- _SHORT PROBLEM_
Every line below that mentions the word "text" should be copied out.

════════════════════

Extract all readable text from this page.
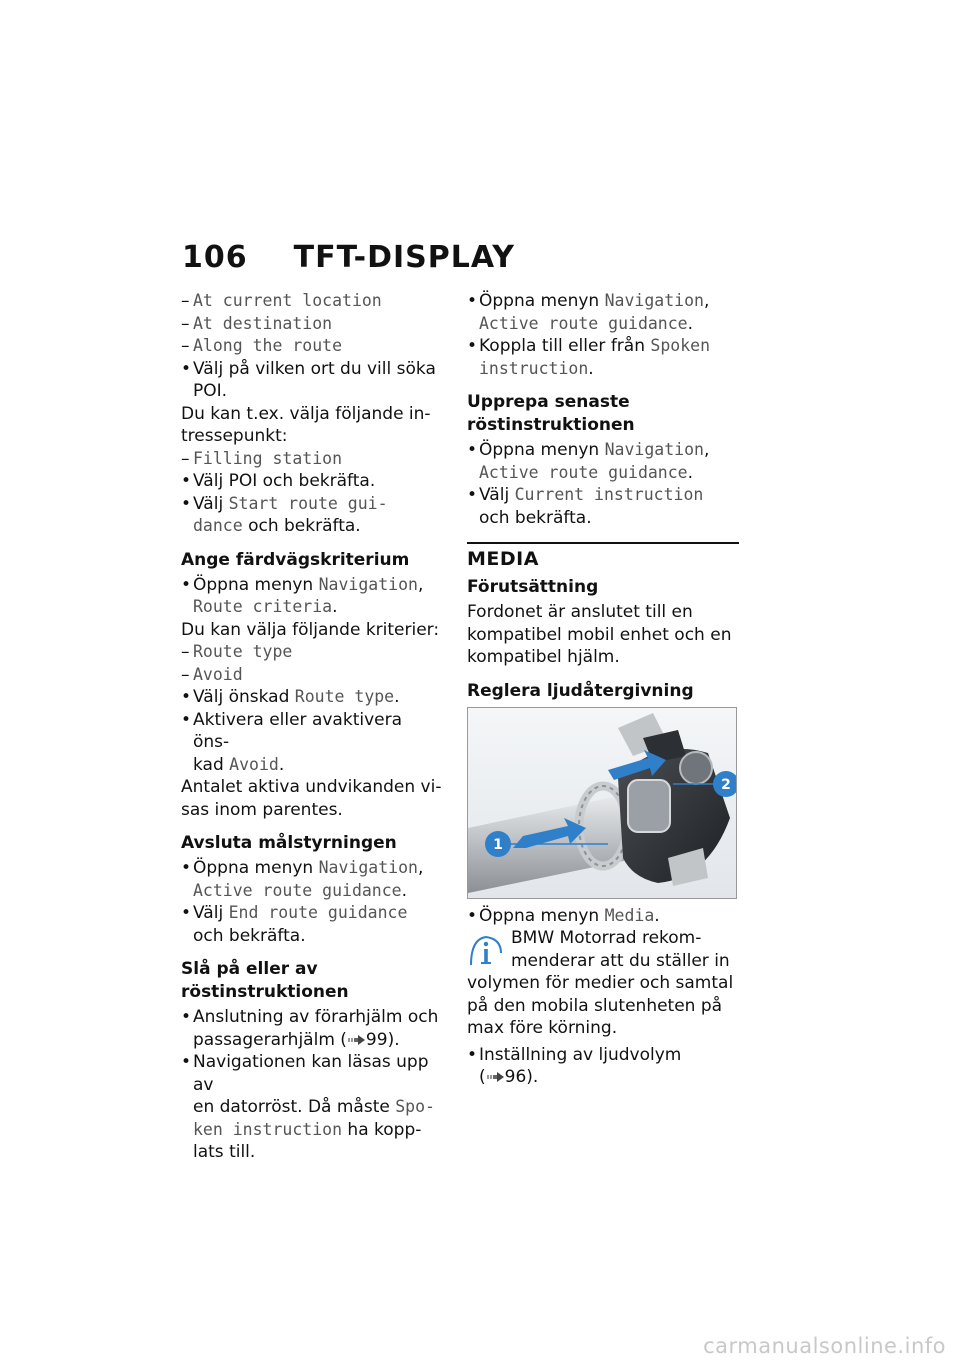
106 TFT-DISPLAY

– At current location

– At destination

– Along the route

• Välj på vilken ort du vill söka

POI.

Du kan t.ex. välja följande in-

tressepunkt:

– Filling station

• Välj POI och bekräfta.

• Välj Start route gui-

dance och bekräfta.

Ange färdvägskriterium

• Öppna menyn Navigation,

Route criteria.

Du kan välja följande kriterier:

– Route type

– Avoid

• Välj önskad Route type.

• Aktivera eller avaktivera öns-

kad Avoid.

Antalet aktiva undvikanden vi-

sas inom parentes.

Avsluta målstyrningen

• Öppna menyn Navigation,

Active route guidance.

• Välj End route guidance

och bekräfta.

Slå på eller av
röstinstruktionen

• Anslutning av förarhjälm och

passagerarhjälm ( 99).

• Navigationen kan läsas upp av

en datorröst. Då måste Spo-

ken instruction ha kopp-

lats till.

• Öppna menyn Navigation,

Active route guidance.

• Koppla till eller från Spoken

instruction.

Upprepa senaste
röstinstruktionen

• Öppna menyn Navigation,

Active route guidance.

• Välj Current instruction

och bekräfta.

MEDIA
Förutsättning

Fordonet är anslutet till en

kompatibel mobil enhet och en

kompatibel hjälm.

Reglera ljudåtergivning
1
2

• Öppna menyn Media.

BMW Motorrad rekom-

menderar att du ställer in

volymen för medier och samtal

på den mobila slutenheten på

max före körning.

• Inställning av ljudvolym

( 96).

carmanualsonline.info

════════════════════

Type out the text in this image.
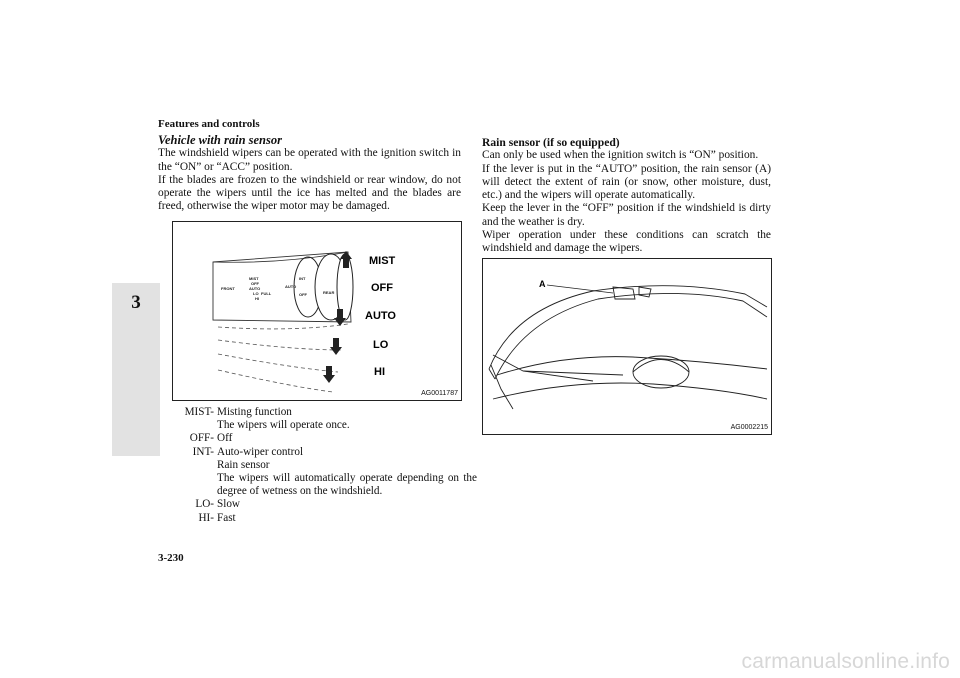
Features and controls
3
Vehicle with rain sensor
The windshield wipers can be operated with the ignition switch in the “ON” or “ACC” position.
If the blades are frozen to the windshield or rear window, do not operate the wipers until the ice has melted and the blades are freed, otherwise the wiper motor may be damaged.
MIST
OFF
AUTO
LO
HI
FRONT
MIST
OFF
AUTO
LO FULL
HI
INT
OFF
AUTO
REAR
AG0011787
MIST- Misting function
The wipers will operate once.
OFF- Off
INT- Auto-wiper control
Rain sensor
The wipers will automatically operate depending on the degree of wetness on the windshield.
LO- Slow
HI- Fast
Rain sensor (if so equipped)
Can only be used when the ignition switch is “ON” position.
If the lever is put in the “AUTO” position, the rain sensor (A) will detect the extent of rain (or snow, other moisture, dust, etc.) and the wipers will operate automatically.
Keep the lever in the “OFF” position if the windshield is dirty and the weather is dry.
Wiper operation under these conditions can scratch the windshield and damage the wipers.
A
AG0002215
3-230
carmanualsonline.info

════════════════════

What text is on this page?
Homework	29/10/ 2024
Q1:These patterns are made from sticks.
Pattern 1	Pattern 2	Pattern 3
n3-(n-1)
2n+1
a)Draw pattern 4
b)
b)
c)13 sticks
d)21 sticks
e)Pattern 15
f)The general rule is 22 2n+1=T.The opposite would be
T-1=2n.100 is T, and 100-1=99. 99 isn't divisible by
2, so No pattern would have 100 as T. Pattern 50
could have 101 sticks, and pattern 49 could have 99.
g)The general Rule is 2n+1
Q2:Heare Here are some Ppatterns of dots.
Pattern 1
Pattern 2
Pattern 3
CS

════════════════════

- _EXPECTED ANSWER_
Extract all readable text from this page.
Type out the text in this image.
What text is on this page?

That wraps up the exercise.